● The records:
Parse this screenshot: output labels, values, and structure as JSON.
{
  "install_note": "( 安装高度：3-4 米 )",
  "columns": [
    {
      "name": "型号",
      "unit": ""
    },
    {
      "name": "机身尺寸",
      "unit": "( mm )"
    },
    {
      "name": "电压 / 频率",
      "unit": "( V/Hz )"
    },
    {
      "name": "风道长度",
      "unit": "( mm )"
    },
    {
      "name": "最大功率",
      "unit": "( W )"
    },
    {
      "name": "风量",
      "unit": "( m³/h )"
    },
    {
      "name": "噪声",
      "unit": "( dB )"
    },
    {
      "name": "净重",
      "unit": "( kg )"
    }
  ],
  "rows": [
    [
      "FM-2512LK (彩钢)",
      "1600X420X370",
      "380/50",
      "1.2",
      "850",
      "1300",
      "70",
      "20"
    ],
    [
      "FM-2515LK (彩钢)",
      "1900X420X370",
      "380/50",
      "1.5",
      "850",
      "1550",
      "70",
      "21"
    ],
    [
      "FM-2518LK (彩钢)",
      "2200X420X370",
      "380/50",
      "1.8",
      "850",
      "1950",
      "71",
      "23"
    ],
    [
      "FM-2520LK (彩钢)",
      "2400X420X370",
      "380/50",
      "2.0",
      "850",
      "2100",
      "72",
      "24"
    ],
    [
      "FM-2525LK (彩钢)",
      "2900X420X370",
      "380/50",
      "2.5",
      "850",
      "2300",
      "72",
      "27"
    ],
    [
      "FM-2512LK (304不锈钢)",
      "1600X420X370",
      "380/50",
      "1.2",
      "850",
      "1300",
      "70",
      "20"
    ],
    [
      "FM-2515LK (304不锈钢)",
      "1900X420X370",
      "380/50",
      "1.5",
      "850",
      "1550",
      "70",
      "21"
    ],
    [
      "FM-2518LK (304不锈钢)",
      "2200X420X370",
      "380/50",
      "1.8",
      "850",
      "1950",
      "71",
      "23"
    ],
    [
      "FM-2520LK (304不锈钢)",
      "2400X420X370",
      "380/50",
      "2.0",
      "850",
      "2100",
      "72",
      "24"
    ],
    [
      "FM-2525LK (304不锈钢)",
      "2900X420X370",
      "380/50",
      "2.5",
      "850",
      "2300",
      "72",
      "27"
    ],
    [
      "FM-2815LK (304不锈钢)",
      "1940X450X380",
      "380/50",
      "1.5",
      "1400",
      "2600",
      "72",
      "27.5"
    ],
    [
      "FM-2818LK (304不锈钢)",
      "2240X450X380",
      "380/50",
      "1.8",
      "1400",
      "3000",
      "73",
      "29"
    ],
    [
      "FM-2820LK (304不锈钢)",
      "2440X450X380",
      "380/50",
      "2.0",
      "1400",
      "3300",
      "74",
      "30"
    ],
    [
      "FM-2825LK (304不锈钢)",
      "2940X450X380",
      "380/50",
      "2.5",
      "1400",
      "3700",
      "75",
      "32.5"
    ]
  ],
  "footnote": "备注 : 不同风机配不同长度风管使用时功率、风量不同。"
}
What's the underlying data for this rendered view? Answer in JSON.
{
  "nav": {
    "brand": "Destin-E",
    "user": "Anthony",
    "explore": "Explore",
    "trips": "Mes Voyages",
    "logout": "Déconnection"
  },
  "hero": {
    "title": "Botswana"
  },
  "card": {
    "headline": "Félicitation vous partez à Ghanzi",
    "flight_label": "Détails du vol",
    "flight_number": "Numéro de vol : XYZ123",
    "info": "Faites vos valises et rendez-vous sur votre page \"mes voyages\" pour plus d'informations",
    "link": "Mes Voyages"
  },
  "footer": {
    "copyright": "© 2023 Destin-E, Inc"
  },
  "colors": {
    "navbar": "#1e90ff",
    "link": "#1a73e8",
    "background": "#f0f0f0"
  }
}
==
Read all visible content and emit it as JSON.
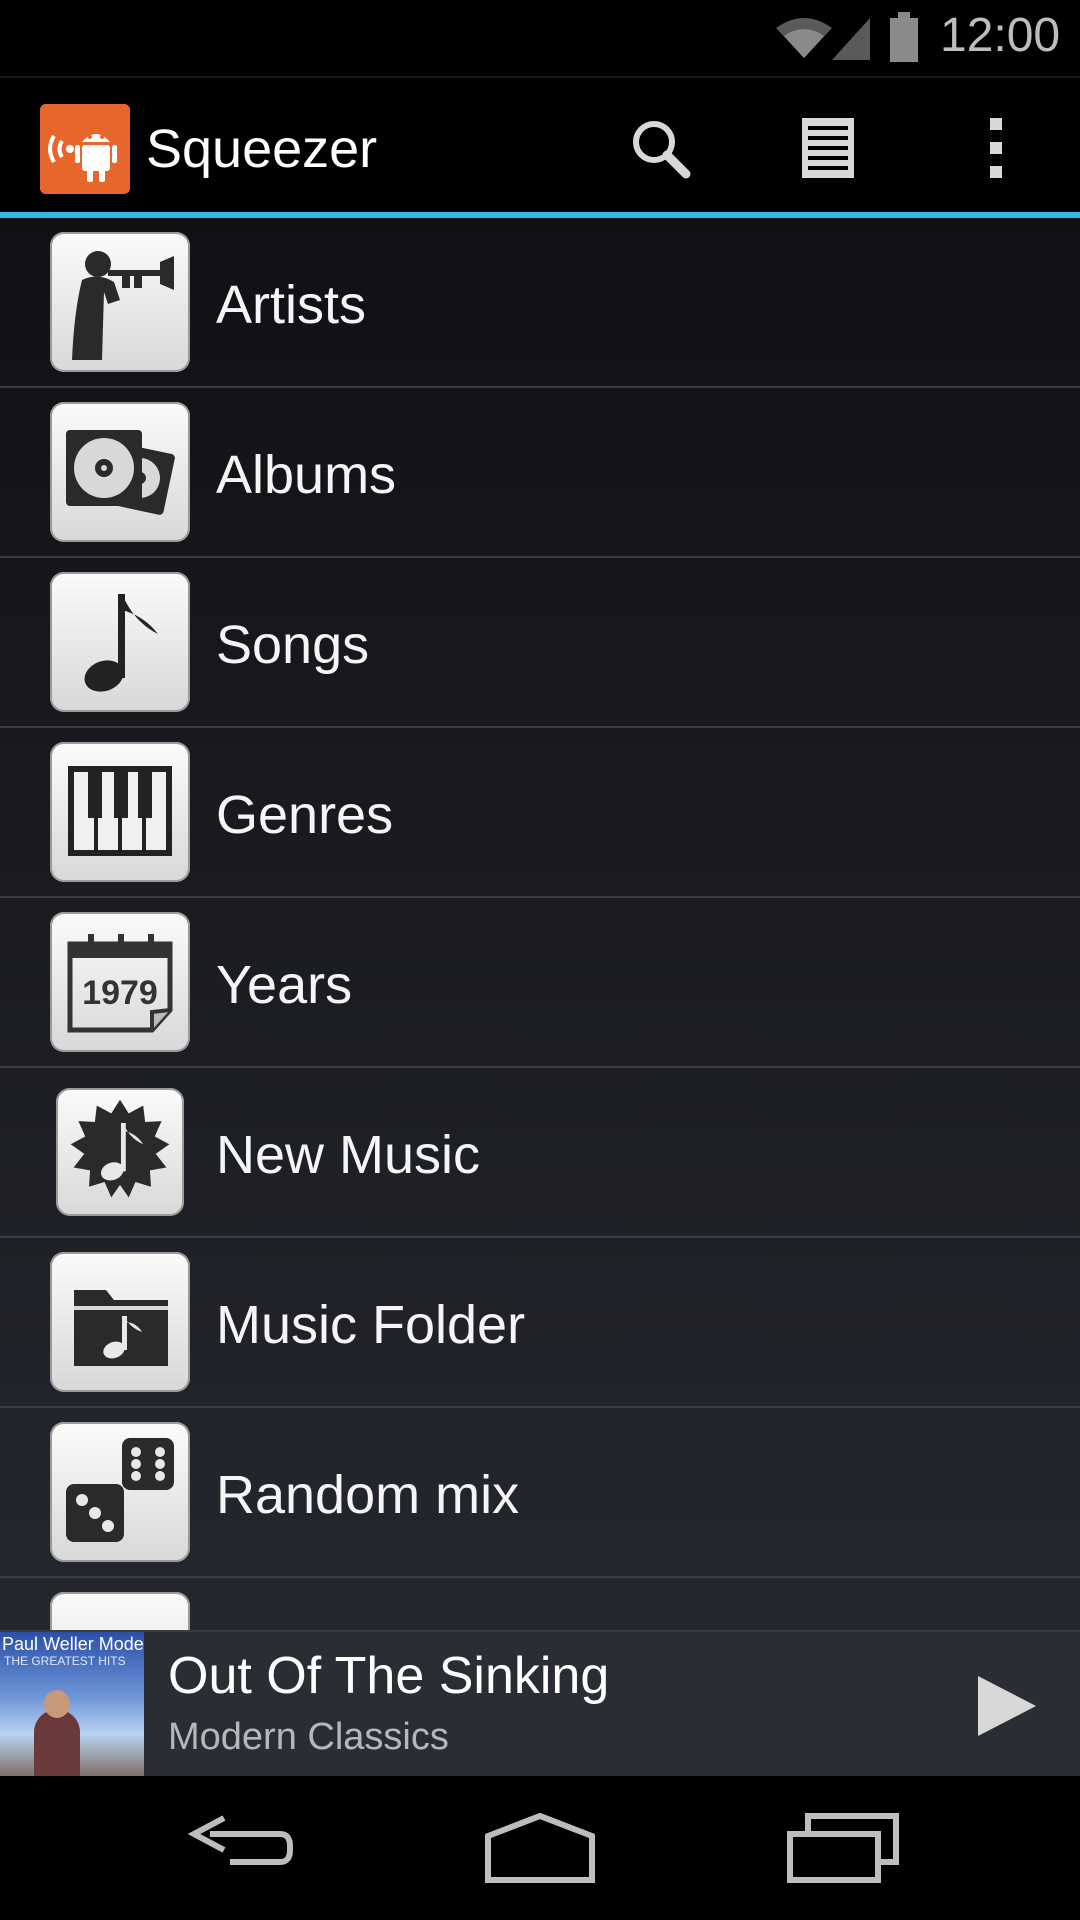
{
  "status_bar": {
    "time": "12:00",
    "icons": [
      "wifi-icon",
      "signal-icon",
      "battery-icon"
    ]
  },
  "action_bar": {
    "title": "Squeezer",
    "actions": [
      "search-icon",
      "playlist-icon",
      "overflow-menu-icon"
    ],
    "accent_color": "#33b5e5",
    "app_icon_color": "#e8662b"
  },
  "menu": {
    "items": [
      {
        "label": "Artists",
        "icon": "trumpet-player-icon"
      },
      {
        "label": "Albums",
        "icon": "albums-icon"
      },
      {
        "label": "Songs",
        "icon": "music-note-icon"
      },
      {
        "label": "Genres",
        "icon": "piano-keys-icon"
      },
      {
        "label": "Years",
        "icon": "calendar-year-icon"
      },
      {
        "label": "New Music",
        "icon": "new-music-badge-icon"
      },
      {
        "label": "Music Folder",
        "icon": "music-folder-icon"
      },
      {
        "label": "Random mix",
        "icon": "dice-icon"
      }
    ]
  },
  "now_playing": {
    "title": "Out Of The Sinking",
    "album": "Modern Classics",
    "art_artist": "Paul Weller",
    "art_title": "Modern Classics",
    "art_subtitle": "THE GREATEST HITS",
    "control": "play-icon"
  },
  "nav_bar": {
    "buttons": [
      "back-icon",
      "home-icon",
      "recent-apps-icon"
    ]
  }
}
--
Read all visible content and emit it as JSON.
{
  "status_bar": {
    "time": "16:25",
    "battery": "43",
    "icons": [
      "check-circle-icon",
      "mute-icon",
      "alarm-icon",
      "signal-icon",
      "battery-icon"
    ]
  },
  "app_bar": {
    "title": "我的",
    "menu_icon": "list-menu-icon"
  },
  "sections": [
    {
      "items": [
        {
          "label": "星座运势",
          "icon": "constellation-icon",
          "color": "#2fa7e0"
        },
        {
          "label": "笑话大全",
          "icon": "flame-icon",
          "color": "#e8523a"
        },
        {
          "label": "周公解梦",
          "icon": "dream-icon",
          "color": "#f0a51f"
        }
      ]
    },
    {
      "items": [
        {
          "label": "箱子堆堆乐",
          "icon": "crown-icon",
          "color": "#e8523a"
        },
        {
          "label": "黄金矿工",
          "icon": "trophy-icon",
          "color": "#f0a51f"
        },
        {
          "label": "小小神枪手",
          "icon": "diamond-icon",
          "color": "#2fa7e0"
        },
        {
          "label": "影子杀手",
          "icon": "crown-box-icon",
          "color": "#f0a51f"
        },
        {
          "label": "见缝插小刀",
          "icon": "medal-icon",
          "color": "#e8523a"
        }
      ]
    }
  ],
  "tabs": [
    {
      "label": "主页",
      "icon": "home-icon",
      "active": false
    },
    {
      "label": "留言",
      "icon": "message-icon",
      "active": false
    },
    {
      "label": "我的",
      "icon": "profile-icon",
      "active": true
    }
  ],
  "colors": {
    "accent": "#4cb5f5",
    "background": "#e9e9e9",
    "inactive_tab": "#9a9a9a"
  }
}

● Task details: For each line in the data above that contains the string "vous", extract the line.

● Reply:
    "headline": "Félicitation vous partez à Ghanzi",
    "info": "Faites vos valises et rendez-vous sur votre page \"mes voyages\" pour plus d'informations",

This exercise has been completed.